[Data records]
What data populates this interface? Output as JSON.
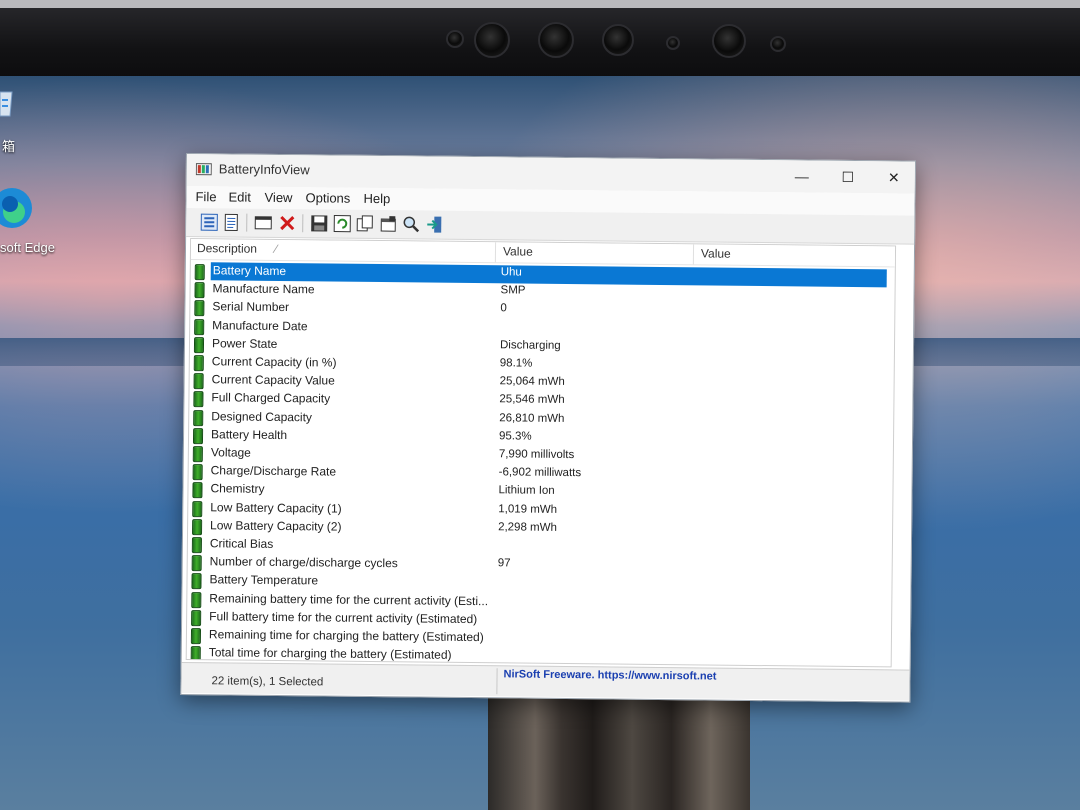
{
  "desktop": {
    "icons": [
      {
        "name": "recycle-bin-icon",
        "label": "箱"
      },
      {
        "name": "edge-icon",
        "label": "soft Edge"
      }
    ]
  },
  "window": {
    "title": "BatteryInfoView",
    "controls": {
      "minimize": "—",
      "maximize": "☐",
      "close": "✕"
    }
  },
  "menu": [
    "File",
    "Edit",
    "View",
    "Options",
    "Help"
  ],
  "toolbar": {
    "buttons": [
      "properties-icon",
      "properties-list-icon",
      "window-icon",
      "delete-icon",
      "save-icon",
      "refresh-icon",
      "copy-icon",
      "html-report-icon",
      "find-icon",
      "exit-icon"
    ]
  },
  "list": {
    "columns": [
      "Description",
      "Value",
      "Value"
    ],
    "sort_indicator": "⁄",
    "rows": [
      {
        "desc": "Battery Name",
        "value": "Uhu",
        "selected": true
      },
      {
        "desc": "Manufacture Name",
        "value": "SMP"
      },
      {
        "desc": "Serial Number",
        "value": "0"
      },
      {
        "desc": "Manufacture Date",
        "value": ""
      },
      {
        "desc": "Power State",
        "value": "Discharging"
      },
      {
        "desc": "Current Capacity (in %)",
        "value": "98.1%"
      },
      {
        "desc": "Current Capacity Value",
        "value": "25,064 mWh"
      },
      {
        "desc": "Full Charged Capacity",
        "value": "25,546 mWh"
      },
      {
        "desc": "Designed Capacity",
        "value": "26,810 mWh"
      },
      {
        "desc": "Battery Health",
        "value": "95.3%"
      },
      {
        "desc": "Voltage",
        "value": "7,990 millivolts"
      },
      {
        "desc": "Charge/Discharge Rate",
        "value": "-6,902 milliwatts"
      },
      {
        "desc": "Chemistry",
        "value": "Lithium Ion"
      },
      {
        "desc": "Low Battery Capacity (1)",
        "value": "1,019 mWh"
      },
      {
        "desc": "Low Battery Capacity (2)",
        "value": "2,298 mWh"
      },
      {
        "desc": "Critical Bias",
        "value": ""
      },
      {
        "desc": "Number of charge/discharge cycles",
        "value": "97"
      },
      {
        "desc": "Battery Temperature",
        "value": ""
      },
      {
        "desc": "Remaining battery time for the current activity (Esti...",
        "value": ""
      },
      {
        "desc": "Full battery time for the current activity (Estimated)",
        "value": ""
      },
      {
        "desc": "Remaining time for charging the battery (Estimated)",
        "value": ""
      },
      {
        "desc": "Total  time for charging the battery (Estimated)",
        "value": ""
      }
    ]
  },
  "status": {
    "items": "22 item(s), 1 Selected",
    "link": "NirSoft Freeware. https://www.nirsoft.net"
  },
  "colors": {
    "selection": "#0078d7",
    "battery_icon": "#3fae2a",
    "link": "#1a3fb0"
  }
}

Required work: Every entry must be reproduced exactly, with the images left out.

Written reply:
What data populates this interface? Output as JSON.
{
  "desktop": {
    "icons": [
      {
        "name": "recycle-bin-icon",
        "label": "箱"
      },
      {
        "name": "edge-icon",
        "label": "soft Edge"
      }
    ]
  },
  "window": {
    "title": "BatteryInfoView",
    "controls": {
      "minimize": "—",
      "maximize": "☐",
      "close": "✕"
    }
  },
  "menu": [
    "File",
    "Edit",
    "View",
    "Options",
    "Help"
  ],
  "toolbar": {
    "buttons": [
      "properties-icon",
      "properties-list-icon",
      "window-icon",
      "delete-icon",
      "save-icon",
      "refresh-icon",
      "copy-icon",
      "html-report-icon",
      "find-icon",
      "exit-icon"
    ]
  },
  "list": {
    "columns": [
      "Description",
      "Value",
      "Value"
    ],
    "sort_indicator": "⁄",
    "rows": [
      {
        "desc": "Battery Name",
        "value": "Uhu",
        "selected": true
      },
      {
        "desc": "Manufacture Name",
        "value": "SMP"
      },
      {
        "desc": "Serial Number",
        "value": "0"
      },
      {
        "desc": "Manufacture Date",
        "value": ""
      },
      {
        "desc": "Power State",
        "value": "Discharging"
      },
      {
        "desc": "Current Capacity (in %)",
        "value": "98.1%"
      },
      {
        "desc": "Current Capacity Value",
        "value": "25,064 mWh"
      },
      {
        "desc": "Full Charged Capacity",
        "value": "25,546 mWh"
      },
      {
        "desc": "Designed Capacity",
        "value": "26,810 mWh"
      },
      {
        "desc": "Battery Health",
        "value": "95.3%"
      },
      {
        "desc": "Voltage",
        "value": "7,990 millivolts"
      },
      {
        "desc": "Charge/Discharge Rate",
        "value": "-6,902 milliwatts"
      },
      {
        "desc": "Chemistry",
        "value": "Lithium Ion"
      },
      {
        "desc": "Low Battery Capacity (1)",
        "value": "1,019 mWh"
      },
      {
        "desc": "Low Battery Capacity (2)",
        "value": "2,298 mWh"
      },
      {
        "desc": "Critical Bias",
        "value": ""
      },
      {
        "desc": "Number of charge/discharge cycles",
        "value": "97"
      },
      {
        "desc": "Battery Temperature",
        "value": ""
      },
      {
        "desc": "Remaining battery time for the current activity (Esti...",
        "value": ""
      },
      {
        "desc": "Full battery time for the current activity (Estimated)",
        "value": ""
      },
      {
        "desc": "Remaining time for charging the battery (Estimated)",
        "value": ""
      },
      {
        "desc": "Total  time for charging the battery (Estimated)",
        "value": ""
      }
    ]
  },
  "status": {
    "items": "22 item(s), 1 Selected",
    "link": "NirSoft Freeware. https://www.nirsoft.net"
  },
  "colors": {
    "selection": "#0078d7",
    "battery_icon": "#3fae2a",
    "link": "#1a3fb0"
  }
}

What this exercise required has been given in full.